• **DIRECTIONS**
Copy out all lines of the records in which the word "michael" appears.
** start EXERCISE INPUT **
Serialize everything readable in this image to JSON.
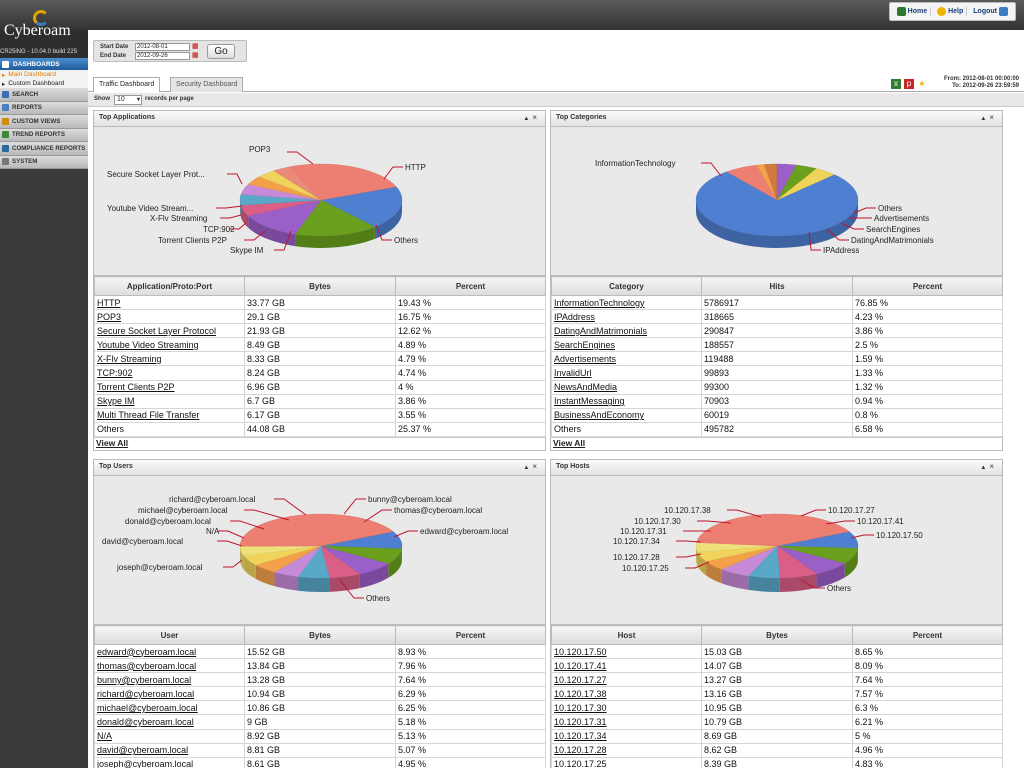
{
  "app": {
    "logo_text": "Cyberoam",
    "version": "CR25iNG - 10.04.0 build 225"
  },
  "topnav": {
    "home": "Home",
    "help": "Help",
    "logout": "Logout"
  },
  "sidebar": {
    "dashboards": "DASHBOARDS",
    "main_dashboard": "Main Dashboard",
    "custom_dashboard": "Custom Dashboard",
    "items": [
      {
        "label": "SEARCH",
        "icon": "search-icon",
        "color": "#3a6fb0"
      },
      {
        "label": "REPORTS",
        "icon": "reports-icon",
        "color": "#4a7fc0"
      },
      {
        "label": "CUSTOM VIEWS",
        "icon": "custom-views-icon",
        "color": "#d08a10"
      },
      {
        "label": "TREND REPORTS",
        "icon": "trend-icon",
        "color": "#3a8a3a"
      },
      {
        "label": "COMPLIANCE REPORTS",
        "icon": "compliance-icon",
        "color": "#2a6aa0"
      },
      {
        "label": "SYSTEM",
        "icon": "system-icon",
        "color": "#777777"
      }
    ]
  },
  "dates": {
    "start_label": "Start Date",
    "end_label": "End Date",
    "start_value": "2012-08-01",
    "end_value": "2012-09-26",
    "go": "Go"
  },
  "tabs": {
    "traffic": "Traffic Dashboard",
    "security": "Security Dashboard"
  },
  "range": {
    "from": "From: 2012-08-01 00:00:00",
    "to": "To: 2012-09-26 23:59:59"
  },
  "show": {
    "label": "Show",
    "value": "10",
    "suffix": "records per page"
  },
  "widgets": {
    "apps": {
      "title": "Top Applications",
      "headers": [
        "Application/Proto:Port",
        "Bytes",
        "Percent"
      ],
      "rows": [
        [
          "HTTP",
          "33.77 GB",
          "19.43 %"
        ],
        [
          "POP3",
          "29.1 GB",
          "16.75 %"
        ],
        [
          "Secure Socket Layer Protocol",
          "21.93 GB",
          "12.62 %"
        ],
        [
          "Youtube Video Streaming",
          "8.49 GB",
          "4.89 %"
        ],
        [
          "X-Flv Streaming",
          "8.33 GB",
          "4.79 %"
        ],
        [
          "TCP:902",
          "8.24 GB",
          "4.74 %"
        ],
        [
          "Torrent Clients P2P",
          "6.96 GB",
          "4 %"
        ],
        [
          "Skype IM",
          "6.7 GB",
          "3.86 %"
        ],
        [
          "Multi Thread File Transfer",
          "6.17 GB",
          "3.55 %"
        ],
        [
          "Others",
          "44.08 GB",
          "25.37 %"
        ]
      ],
      "view_all": "View All",
      "pie_labels": [
        "POP3",
        "HTTP",
        "Secure Socket Layer Prot...",
        "Youtube Video Stream...",
        "X-Flv Streaming",
        "TCP:902",
        "Torrent Clients P2P",
        "Skype IM",
        "Others"
      ]
    },
    "cats": {
      "title": "Top Categories",
      "headers": [
        "Category",
        "Hits",
        "Percent"
      ],
      "rows": [
        [
          "InformationTechnology",
          "5786917",
          "76.85 %"
        ],
        [
          "IPAddress",
          "318665",
          "4.23 %"
        ],
        [
          "DatingAndMatrimonials",
          "290847",
          "3.86 %"
        ],
        [
          "SearchEngines",
          "188557",
          "2.5 %"
        ],
        [
          "Advertisements",
          "119488",
          "1.59 %"
        ],
        [
          "InvalidUrl",
          "99893",
          "1.33 %"
        ],
        [
          "NewsAndMedia",
          "99300",
          "1.32 %"
        ],
        [
          "InstantMessaging",
          "70903",
          "0.94 %"
        ],
        [
          "BusinessAndEconomy",
          "60019",
          "0.8 %"
        ],
        [
          "Others",
          "495782",
          "6.58 %"
        ]
      ],
      "view_all": "View All",
      "pie_labels": [
        "InformationTechnology",
        "Others",
        "Advertisements",
        "SearchEngines",
        "DatingAndMatrimonials",
        "IPAddress"
      ]
    },
    "users": {
      "title": "Top Users",
      "headers": [
        "User",
        "Bytes",
        "Percent"
      ],
      "rows": [
        [
          "edward@cyberoam.local",
          "15.52 GB",
          "8.93 %"
        ],
        [
          "thomas@cyberoam.local",
          "13.84 GB",
          "7.96 %"
        ],
        [
          "bunny@cyberoam.local",
          "13.28 GB",
          "7.64 %"
        ],
        [
          "richard@cyberoam.local",
          "10.94 GB",
          "6.29 %"
        ],
        [
          "michael@cyberoam.local",
          "10.86 GB",
          "6.25 %"
        ],
        [
          "donald@cyberoam.local",
          "9 GB",
          "5.18 %"
        ],
        [
          "N/A",
          "8.92 GB",
          "5.13 %"
        ],
        [
          "david@cyberoam.local",
          "8.81 GB",
          "5.07 %"
        ],
        [
          "joseph@cyberoam.local",
          "8.61 GB",
          "4.95 %"
        ]
      ],
      "pie_labels": [
        "richard@cyberoam.local",
        "bunny@cyberoam.local",
        "michael@cyberoam.local",
        "thomas@cyberoam.local",
        "donald@cyberoam.local",
        "N/A",
        "edward@cyberoam.local",
        "david@cyberoam.local",
        "joseph@cyberoam.local",
        "Others"
      ]
    },
    "hosts": {
      "title": "Top Hosts",
      "headers": [
        "Host",
        "Bytes",
        "Percent"
      ],
      "rows": [
        [
          "10.120.17.50",
          "15.03 GB",
          "8.65 %"
        ],
        [
          "10.120.17.41",
          "14.07 GB",
          "8.09 %"
        ],
        [
          "10.120.17.27",
          "13.27 GB",
          "7.64 %"
        ],
        [
          "10.120.17.38",
          "13.16 GB",
          "7.57 %"
        ],
        [
          "10.120.17.30",
          "10.95 GB",
          "6.3 %"
        ],
        [
          "10.120.17.31",
          "10.79 GB",
          "6.21 %"
        ],
        [
          "10.120.17.34",
          "8.69 GB",
          "5 %"
        ],
        [
          "10.120.17.28",
          "8.62 GB",
          "4.96 %"
        ],
        [
          "10.120.17.25",
          "8.39 GB",
          "4.83 %"
        ]
      ],
      "pie_labels": [
        "10.120.17.38",
        "10.120.17.27",
        "10.120.17.30",
        "10.120.17.41",
        "10.120.17.31",
        "10.120.17.50",
        "10.120.17.34",
        "10.120.17.28",
        "10.120.17.25",
        "Others"
      ]
    }
  },
  "colors": {
    "blue": "#4f7fd0",
    "green": "#6aa01e",
    "purple": "#9b5fc8",
    "salmon": "#ec7e72",
    "orange": "#f3a04a",
    "yellow": "#efd35a",
    "teal": "#5aa8c8",
    "pink": "#d95f86"
  }
}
** end EXERCISE INPUT **
• **RESPONSE TO THIS EXERCISE**
          "michael@cyberoam.local",
        "michael@cyberoam.local",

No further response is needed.